Records for the exercise |
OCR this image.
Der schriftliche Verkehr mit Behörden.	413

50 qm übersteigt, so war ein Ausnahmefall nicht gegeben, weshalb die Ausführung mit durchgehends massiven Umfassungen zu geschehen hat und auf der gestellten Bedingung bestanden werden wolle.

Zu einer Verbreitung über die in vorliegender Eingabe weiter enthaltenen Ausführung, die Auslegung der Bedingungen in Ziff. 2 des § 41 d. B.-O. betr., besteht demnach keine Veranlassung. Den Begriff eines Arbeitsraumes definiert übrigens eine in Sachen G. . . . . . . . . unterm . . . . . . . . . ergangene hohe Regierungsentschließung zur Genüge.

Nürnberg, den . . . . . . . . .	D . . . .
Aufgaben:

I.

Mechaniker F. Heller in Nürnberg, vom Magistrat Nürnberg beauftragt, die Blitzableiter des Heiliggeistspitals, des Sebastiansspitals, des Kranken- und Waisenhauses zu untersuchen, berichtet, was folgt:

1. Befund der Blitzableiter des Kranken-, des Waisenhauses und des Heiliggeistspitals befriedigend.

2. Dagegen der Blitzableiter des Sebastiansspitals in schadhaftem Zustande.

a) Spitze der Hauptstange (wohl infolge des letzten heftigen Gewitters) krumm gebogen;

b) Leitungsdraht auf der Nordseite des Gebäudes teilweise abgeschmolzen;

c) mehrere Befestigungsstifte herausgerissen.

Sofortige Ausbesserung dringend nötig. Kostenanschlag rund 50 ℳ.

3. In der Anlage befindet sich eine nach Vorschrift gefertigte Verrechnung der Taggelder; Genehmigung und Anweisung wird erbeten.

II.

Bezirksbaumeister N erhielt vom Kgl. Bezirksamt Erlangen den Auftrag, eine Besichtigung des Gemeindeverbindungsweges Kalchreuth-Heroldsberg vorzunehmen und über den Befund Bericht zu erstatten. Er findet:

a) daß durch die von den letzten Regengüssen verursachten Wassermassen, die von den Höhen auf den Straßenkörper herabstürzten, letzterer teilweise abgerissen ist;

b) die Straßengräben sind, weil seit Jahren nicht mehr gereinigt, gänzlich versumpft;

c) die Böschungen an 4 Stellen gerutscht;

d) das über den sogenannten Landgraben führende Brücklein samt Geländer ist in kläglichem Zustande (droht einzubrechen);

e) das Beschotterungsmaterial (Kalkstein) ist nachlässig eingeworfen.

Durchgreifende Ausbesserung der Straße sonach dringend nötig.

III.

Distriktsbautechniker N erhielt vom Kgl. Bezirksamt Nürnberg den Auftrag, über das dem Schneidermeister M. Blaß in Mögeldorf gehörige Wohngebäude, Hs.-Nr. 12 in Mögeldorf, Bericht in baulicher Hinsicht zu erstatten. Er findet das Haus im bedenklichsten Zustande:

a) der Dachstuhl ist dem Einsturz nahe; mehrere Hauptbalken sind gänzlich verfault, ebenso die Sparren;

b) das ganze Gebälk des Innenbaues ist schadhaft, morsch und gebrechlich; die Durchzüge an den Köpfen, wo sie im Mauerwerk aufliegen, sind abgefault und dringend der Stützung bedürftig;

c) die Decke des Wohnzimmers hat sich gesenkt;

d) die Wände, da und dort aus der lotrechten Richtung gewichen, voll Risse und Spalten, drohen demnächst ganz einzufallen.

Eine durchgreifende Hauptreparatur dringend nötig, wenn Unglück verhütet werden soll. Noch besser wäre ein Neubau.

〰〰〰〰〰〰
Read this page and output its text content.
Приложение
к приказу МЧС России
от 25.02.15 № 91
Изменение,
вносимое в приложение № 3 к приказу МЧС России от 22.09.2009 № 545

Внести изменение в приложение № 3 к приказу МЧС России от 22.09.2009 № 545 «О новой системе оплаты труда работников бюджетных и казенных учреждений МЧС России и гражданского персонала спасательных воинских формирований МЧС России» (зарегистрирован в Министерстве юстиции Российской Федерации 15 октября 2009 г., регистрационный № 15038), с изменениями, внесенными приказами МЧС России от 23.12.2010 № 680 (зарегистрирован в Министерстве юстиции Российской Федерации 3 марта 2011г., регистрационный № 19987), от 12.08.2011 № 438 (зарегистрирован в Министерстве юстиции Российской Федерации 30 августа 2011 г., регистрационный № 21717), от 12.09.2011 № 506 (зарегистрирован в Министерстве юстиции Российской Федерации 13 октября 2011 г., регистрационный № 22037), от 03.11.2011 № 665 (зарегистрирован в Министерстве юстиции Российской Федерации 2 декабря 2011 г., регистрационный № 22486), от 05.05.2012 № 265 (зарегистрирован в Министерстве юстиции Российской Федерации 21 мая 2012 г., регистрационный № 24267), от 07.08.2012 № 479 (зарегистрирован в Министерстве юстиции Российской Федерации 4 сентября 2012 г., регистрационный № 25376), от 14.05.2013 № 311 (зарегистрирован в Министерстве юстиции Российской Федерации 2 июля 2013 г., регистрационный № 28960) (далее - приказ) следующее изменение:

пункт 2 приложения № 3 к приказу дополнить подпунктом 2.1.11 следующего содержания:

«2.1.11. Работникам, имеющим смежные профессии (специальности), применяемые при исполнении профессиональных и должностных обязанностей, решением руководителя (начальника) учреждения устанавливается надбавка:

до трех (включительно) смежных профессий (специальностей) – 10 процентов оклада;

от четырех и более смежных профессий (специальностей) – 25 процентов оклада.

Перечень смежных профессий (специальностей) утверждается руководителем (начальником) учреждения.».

Work to complete | Repeat the material above in full, exactly as it stands.

Exercise response |
OCR this image.
Der schriftliche Verkehr mit Behörden.	413

50 qm übersteigt, so war ein Ausnahmefall nicht gegeben, weshalb die Ausführung mit durchgehends massiven Umfassungen zu geschehen hat und auf der gestellten Bedingung bestanden werden wolle.

Zu einer Verbreitung über die in vorliegender Eingabe weiter enthaltenen Ausführung, die Auslegung der Bedingungen in Ziff. 2 des § 41 d. B.-O. betr., besteht demnach keine Veranlassung. Den Begriff eines Arbeitsraumes definiert übrigens eine in Sachen G. . . . . . . . . unterm . . . . . . . . . ergangene hohe Regierungsentschließung zur Genüge.

Nürnberg, den . . . . . . . . .	D . . . .
Aufgaben:

I.

Mechaniker F. Heller in Nürnberg, vom Magistrat Nürnberg beauftragt, die Blitzableiter des Heiliggeistspitals, des Sebastiansspitals, des Kranken- und Waisenhauses zu untersuchen, berichtet, was folgt:

1. Befund der Blitzableiter des Kranken-, des Waisenhauses und des Heiliggeistspitals befriedigend.

2. Dagegen der Blitzableiter des Sebastiansspitals in schadhaftem Zustande.

a) Spitze der Hauptstange (wohl infolge des letzten heftigen Gewitters) krumm gebogen;

b) Leitungsdraht auf der Nordseite des Gebäudes teilweise abgeschmolzen;

c) mehrere Befestigungsstifte herausgerissen.

Sofortige Ausbesserung dringend nötig. Kostenanschlag rund 50 ℳ.

3. In der Anlage befindet sich eine nach Vorschrift gefertigte Verrechnung der Taggelder; Genehmigung und Anweisung wird erbeten.

II.

Bezirksbaumeister N erhielt vom Kgl. Bezirksamt Erlangen den Auftrag, eine Besichtigung des Gemeindeverbindungsweges Kalchreuth-Heroldsberg vorzunehmen und über den Befund Bericht zu erstatten. Er findet:

a) daß durch die von den letzten Regengüssen verursachten Wassermassen, die von den Höhen auf den Straßenkörper herabstürzten, letzterer teilweise abgerissen ist;

b) die Straßengräben sind, weil seit Jahren nicht mehr gereinigt, gänzlich versumpft;

c) die Böschungen an 4 Stellen gerutscht;

d) das über den sogenannten Landgraben führende Brücklein samt Geländer ist in kläglichem Zustande (droht einzubrechen);

e) das Beschotterungsmaterial (Kalkstein) ist nachlässig eingeworfen.

Durchgreifende Ausbesserung der Straße sonach dringend nötig.

III.

Distriktsbautechniker N erhielt vom Kgl. Bezirksamt Nürnberg den Auftrag, über das dem Schneidermeister M. Blaß in Mögeldorf gehörige Wohngebäude, Hs.-Nr. 12 in Mögeldorf, Bericht in baulicher Hinsicht zu erstatten. Er findet das Haus im bedenklichsten Zustande:

a) der Dachstuhl ist dem Einsturz nahe; mehrere Hauptbalken sind gänzlich verfault, ebenso die Sparren;

b) das ganze Gebälk des Innenbaues ist schadhaft, morsch und gebrechlich; die Durchzüge an den Köpfen, wo sie im Mauerwerk aufliegen, sind abgefault und dringend der Stützung bedürftig;

c) die Decke des Wohnzimmers hat sich gesenkt;

d) die Wände, da und dort aus der lotrechten Richtung gewichen, voll Risse und Spalten, drohen demnächst ganz einzufallen.

Eine durchgreifende Hauptreparatur dringend nötig, wenn Unglück verhütet werden soll. Noch besser wäre ein Neubau.

〰〰〰〰〰〰
Read this page and output its text content.
Приложение
к приказу МЧС России
от 25.02.15 № 91
Изменение,
вносимое в приложение № 3 к приказу МЧС России от 22.09.2009 № 545

Внести изменение в приложение № 3 к приказу МЧС России от 22.09.2009 № 545 «О новой системе оплаты труда работников бюджетных и казенных учреждений МЧС России и гражданского персонала спасательных воинских формирований МЧС России» (зарегистрирован в Министерстве юстиции Российской Федерации 15 октября 2009 г., регистрационный № 15038), с изменениями, внесенными приказами МЧС России от 23.12.2010 № 680 (зарегистрирован в Министерстве юстиции Российской Федерации 3 марта 2011г., регистрационный № 19987), от 12.08.2011 № 438 (зарегистрирован в Министерстве юстиции Российской Федерации 30 августа 2011 г., регистрационный № 21717), от 12.09.2011 № 506 (зарегистрирован в Министерстве юстиции Российской Федерации 13 октября 2011 г., регистрационный № 22037), от 03.11.2011 № 665 (зарегистрирован в Министерстве юстиции Российской Федерации 2 декабря 2011 г., регистрационный № 22486), от 05.05.2012 № 265 (зарегистрирован в Министерстве юстиции Российской Федерации 21 мая 2012 г., регистрационный № 24267), от 07.08.2012 № 479 (зарегистрирован в Министерстве юстиции Российской Федерации 4 сентября 2012 г., регистрационный № 25376), от 14.05.2013 № 311 (зарегистрирован в Министерстве юстиции Российской Федерации 2 июля 2013 г., регистрационный № 28960) (далее - приказ) следующее изменение:

пункт 2 приложения № 3 к приказу дополнить подпунктом 2.1.11 следующего содержания:

«2.1.11. Работникам, имеющим смежные профессии (специальности), применяемые при исполнении профессиональных и должностных обязанностей, решением руководителя (начальника) учреждения устанавливается надбавка:

до трех (включительно) смежных профессий (специальностей) – 10 процентов оклада;

от четырех и более смежных профессий (специальностей) – 25 процентов оклада.

Перечень смежных профессий (специальностей) утверждается руководителем (начальником) учреждения.».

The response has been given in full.